┌──

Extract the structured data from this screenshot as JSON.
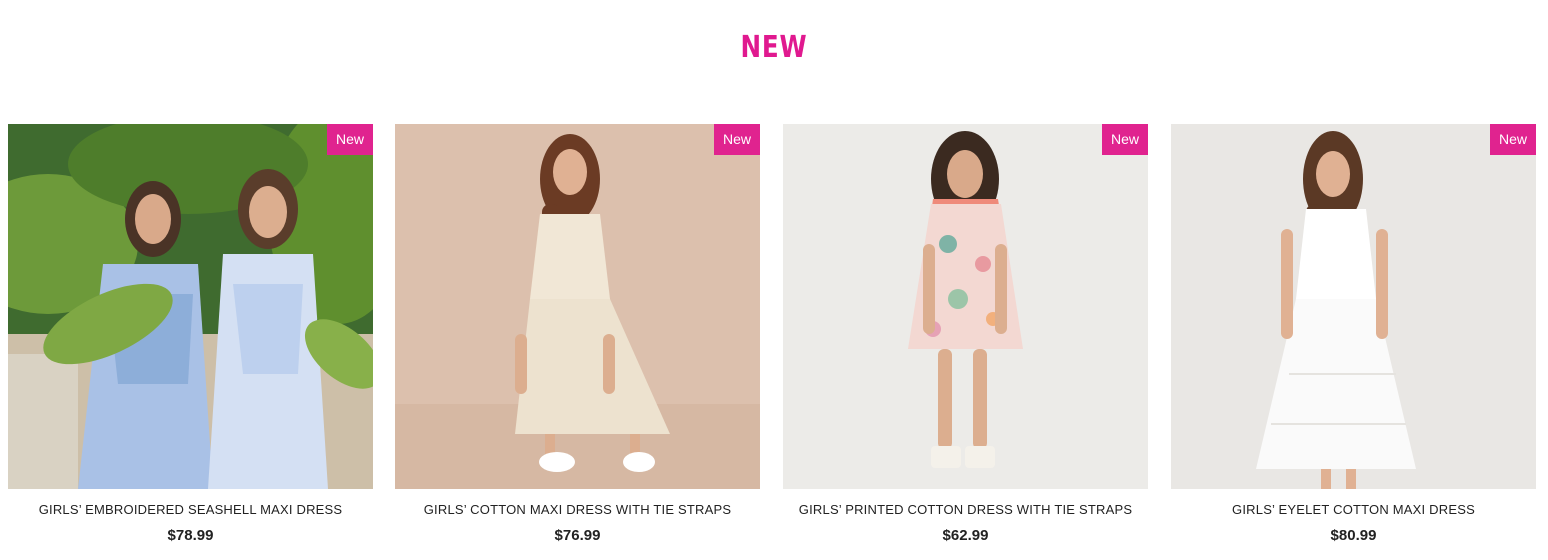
{
  "section": {
    "title": "NEW"
  },
  "products": [
    {
      "badge": "New",
      "name": "GIRLS’ EMBROIDERED SEASHELL MAXI DRESS",
      "price": "$78.99"
    },
    {
      "badge": "New",
      "name": "GIRLS’ COTTON MAXI DRESS WITH TIE STRAPS",
      "price": "$76.99"
    },
    {
      "badge": "New",
      "name": "GIRLS’ PRINTED COTTON DRESS WITH TIE STRAPS",
      "price": "$62.99"
    },
    {
      "badge": "New",
      "name": "GIRLS’ EYELET COTTON MAXI DRESS",
      "price": "$80.99"
    }
  ],
  "colors": {
    "accent": "#e0238f",
    "text": "#222222"
  }
}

└──

Reproduce the data word for word, excluding its pictures.

Extract the structured data from this screenshot as JSON.
{
  "section": {
    "title": "NEW"
  },
  "products": [
    {
      "badge": "New",
      "name": "GIRLS’ EMBROIDERED SEASHELL MAXI DRESS",
      "price": "$78.99"
    },
    {
      "badge": "New",
      "name": "GIRLS’ COTTON MAXI DRESS WITH TIE STRAPS",
      "price": "$76.99"
    },
    {
      "badge": "New",
      "name": "GIRLS’ PRINTED COTTON DRESS WITH TIE STRAPS",
      "price": "$62.99"
    },
    {
      "badge": "New",
      "name": "GIRLS’ EYELET COTTON MAXI DRESS",
      "price": "$80.99"
    }
  ],
  "colors": {
    "accent": "#e0238f",
    "text": "#222222"
  }
}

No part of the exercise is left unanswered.